İhracat yoluna çıkmadan...
Çok sevdiğim ve ara sıra anlattığım bir fıkrayı sizlere aktarmak istiyorum. Fırtınalı bir denizde ilerleyen savaş gemisinin komuta mürettebatı, ileride bir ışık fark etmiş ve hemen ışıkla mesaj vererek önlerinde olduğunu düşündükleri geminin rotasını, sancak tarafına 3 derece çevirmesini istemişler. Ancak karşıdan yine ışıkla gelen cevap da siz rotanızı 3 derece iskele tarafına (tam aksi yöne) çevirin dermiş. Bu cevaba içerleyen komutan, hemen kendilerinin bu manevrayı yapmayacağını ancak karşıdakinin rotalarından 3 derece sancak tarafına geçmesi gerektiğini ısrarla bildirmiş. Karşıdan gelen cevap çok basit ve sade. "Siz rotanızı 3 derece iskele tarafına çeviriniz" şeklinde olmuş. Buna kızan komutan "Burası büyük bir savaş gemisi, siz rotamızdan çekilmezseniz size ateş edebiliriz" diye bir uyarı göndermiş. Karşıdan gelen cevap yine kısa ve öz. "Burası filanca deniz feneri, siz rotanızı değiştirmezseniz karaya oturabilirsiniz" olmuş.

◆ **Kaynak veriler**:

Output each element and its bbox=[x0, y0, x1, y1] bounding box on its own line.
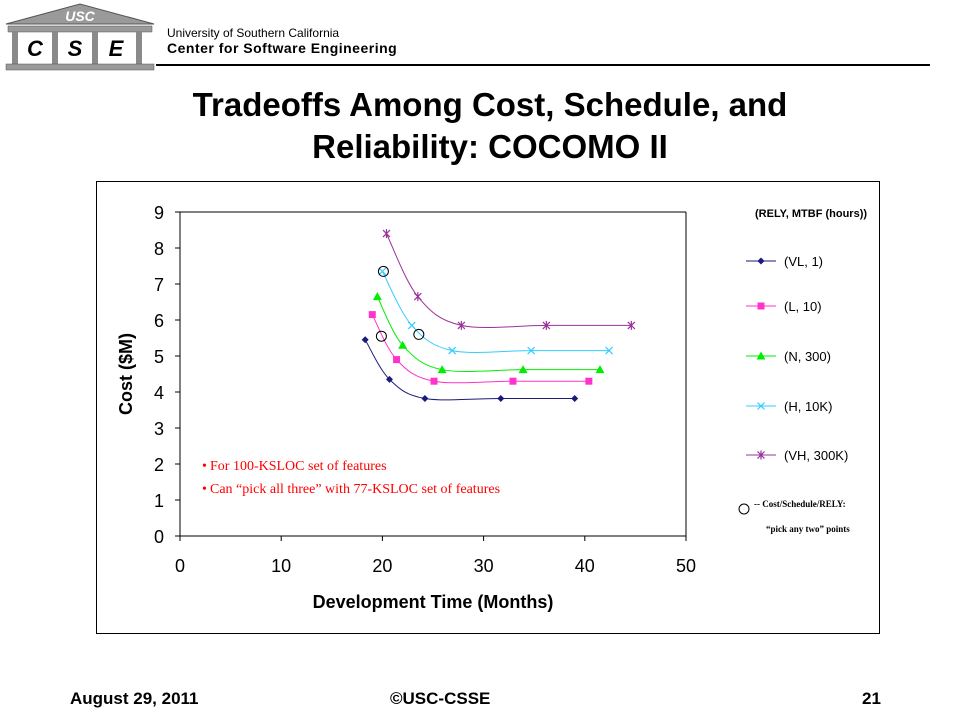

◆ **Yapılacak işler**:
A - Savaş gemisi fıkrasında savaş gemisi tarafının karşıya ilettiği tüm mesajları sırasıyla listeleyin.
B - Savaş gemisi fıkrasını son cümlesinin ardından ileriye taşıyın.
Satırlar, savaş gemisi fıkrasından bağımsız, ayrı bir malzemedir.

◆ **Görev yanıtları**:
A -
1. Önlerinde olduğu düşünülen geminin rotasını sancak tarafına 3 derece çevirmesi isteği.
2. Kendilerinin bu manevrayı yapmayacağı, karşıdakinin ise rotalarından 3 derece sancak tarafına geçmesi gerektiği yönündeki ısrarlı bildirim.
3. "Burası büyük bir savaş gemisi, siz rotamızdan çekilmezseniz size ateş edebiliriz" uyarısı.

B -
Hikaye bu ya, içindeki denizcilik ayrıntılarından ziyade, mesaja odaklanalım. Yola çıkarken yapmamız gereken en önemli işin, varış noktamızı ve oraya varmak için geçeceğimiz yolların belirlenmesi olduğunu bilerek, kabul ederek bir rota çizmek olduğunu vurgulayalım. Çünkü çıkacağımız yollarda nelerle karşılaşacağımızı bilmek, o yollarda rahatça dümen tutabileceğimiz anlamına gelecektir.
Bir kaç yıl önce yazdığımız sohbetlerimizden birinin başlığı, "Heves, Heyecan, Hezeyan" idi. İhracat için duyulan hevesin geçici olmaması gerektiğini vurgulamıştık ve "İhracat heyecanı güzel ancak, dikkatsiz atılan ihracat adımları ve tedbirsizce yapılan işlerin üzücü sonuçlar doğurması da kaçınılmaz" diye de bir uyarı eklemiştik. Gerek iş insanı dostlarımızla yaptığımız seminer, danışmanlık gibi çalışmalarda gerekse üniversitedeki derslerimizde hep kullandığımız bir deyiş vardır, "Planlamayı başaramayan, başarısızlığı planlar."
Bunu söyledikten sonra da durup derin bir nefes almak ihtiyacı hissediyoruz. Çünkü, şimdiye kadar karşılaştığımız binlerce şirket içerisinde, planlama yaparak çalışanların sayısı, dikkat çekici bir azlıkta. Bunların da sahipleri genellikle ya yurtdışında ya da yurtiçi büyük şirketlerde çalışmış kişiler. Tabandan yetişip gelenlerin içerisinde böyle bir eğilim maalesef üzücü bir azlıkta.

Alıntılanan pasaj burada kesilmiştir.